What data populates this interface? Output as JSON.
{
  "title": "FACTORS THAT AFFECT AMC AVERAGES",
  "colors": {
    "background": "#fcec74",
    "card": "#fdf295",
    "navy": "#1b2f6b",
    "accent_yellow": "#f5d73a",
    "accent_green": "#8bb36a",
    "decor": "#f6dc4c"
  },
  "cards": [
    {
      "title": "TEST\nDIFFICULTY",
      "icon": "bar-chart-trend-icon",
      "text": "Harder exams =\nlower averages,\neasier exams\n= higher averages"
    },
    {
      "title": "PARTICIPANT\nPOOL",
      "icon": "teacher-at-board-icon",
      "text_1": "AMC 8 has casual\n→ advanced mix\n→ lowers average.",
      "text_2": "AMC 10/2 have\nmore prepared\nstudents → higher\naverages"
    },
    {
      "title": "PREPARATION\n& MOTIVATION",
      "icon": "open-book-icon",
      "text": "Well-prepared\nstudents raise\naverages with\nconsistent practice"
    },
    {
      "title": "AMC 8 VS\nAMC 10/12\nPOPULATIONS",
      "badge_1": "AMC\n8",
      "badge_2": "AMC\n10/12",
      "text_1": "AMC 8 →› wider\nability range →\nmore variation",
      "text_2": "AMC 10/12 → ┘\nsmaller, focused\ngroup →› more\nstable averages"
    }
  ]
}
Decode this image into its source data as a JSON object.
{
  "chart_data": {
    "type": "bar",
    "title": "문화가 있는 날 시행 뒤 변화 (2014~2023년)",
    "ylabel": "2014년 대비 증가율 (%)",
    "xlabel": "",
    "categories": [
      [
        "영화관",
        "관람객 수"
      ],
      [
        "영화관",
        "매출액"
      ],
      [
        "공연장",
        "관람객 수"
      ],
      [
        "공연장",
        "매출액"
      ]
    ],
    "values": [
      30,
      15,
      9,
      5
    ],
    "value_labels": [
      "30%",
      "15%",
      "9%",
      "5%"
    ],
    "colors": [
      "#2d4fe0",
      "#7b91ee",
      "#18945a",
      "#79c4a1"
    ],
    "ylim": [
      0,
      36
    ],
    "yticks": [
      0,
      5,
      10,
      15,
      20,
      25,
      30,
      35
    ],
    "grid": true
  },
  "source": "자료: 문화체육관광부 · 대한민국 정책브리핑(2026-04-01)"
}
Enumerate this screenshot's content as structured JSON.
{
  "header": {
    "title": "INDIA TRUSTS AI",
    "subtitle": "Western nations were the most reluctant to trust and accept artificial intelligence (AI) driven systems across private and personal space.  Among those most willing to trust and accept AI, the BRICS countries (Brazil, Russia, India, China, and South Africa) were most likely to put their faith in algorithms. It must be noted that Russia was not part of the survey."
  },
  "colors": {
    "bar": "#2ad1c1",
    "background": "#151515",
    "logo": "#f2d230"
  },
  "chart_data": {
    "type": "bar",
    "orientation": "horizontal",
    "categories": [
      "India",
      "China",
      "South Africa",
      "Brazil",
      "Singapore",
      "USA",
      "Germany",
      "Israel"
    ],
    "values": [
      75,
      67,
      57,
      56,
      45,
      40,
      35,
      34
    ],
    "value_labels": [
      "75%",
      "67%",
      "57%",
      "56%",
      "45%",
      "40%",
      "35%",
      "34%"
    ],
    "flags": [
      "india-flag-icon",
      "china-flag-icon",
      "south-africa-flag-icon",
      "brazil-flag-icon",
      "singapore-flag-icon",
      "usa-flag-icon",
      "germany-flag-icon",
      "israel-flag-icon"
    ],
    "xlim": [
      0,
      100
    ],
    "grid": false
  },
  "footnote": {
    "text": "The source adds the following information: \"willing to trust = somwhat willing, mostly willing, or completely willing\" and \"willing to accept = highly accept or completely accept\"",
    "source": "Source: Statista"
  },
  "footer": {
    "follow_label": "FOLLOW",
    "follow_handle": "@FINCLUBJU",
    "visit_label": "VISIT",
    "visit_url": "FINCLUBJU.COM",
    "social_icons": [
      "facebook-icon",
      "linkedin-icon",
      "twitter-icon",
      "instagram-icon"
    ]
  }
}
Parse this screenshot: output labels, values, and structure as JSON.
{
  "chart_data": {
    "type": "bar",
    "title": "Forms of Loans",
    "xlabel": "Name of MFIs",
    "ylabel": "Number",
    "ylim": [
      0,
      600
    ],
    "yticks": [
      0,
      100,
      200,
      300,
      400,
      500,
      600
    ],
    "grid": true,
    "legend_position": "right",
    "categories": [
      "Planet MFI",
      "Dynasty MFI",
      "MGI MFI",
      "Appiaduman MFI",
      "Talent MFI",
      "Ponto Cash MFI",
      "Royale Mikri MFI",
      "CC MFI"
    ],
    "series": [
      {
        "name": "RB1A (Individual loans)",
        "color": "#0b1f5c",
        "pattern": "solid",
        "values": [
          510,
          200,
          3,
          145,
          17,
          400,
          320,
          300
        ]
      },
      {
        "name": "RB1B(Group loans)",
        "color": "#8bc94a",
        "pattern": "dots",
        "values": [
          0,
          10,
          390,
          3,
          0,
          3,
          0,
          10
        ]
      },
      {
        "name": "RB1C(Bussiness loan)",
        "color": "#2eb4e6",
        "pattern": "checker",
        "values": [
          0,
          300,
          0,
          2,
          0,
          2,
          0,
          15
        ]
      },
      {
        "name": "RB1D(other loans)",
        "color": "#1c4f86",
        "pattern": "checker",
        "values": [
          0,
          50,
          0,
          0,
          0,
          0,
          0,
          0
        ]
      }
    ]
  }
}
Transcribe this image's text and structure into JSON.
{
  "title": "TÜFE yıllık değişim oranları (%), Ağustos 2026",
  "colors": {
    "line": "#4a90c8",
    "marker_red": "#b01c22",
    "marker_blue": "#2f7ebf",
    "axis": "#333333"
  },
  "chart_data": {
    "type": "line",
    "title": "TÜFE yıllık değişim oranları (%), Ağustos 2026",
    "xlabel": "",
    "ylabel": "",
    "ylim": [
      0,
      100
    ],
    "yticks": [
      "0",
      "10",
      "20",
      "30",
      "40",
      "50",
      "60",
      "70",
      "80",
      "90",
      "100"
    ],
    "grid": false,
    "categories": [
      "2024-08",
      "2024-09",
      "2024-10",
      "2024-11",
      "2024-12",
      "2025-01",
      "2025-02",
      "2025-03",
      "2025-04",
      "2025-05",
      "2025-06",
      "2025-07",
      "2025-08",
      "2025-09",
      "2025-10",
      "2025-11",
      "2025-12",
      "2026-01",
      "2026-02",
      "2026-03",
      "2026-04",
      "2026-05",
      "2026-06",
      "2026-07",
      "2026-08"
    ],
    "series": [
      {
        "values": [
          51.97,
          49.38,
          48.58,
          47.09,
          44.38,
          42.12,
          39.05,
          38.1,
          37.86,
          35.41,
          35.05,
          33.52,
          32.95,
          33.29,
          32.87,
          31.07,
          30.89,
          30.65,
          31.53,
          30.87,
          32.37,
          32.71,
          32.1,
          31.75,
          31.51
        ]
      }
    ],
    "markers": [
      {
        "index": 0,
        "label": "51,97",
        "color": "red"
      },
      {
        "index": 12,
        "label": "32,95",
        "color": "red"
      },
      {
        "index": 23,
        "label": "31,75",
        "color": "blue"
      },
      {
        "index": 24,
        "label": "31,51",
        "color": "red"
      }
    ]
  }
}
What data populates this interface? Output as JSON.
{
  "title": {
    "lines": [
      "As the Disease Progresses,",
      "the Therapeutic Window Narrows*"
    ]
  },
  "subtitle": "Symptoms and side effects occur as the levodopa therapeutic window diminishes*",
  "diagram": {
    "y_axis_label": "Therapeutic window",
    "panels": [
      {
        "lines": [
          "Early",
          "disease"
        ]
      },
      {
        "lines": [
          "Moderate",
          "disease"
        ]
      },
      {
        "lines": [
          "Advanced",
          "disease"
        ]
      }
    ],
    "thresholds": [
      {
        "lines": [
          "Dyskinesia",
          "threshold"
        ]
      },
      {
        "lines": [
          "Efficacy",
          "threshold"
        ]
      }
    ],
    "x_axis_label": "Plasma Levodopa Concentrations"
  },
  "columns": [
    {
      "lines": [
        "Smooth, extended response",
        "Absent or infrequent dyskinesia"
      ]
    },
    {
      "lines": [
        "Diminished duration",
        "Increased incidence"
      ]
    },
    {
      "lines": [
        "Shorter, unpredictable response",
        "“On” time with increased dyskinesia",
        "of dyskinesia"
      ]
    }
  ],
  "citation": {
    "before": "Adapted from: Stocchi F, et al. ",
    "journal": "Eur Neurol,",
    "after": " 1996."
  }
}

● What you are asked to do: Extract, from the listing above, every line where the string "prepared" occurs.

● Correct response:
      "text_2": "AMC 10/2 have\nmore prepared\nstudents → higher\naverages"
      "text": "Well-prepared\nstudents raise\naverages with\nconsistent practice"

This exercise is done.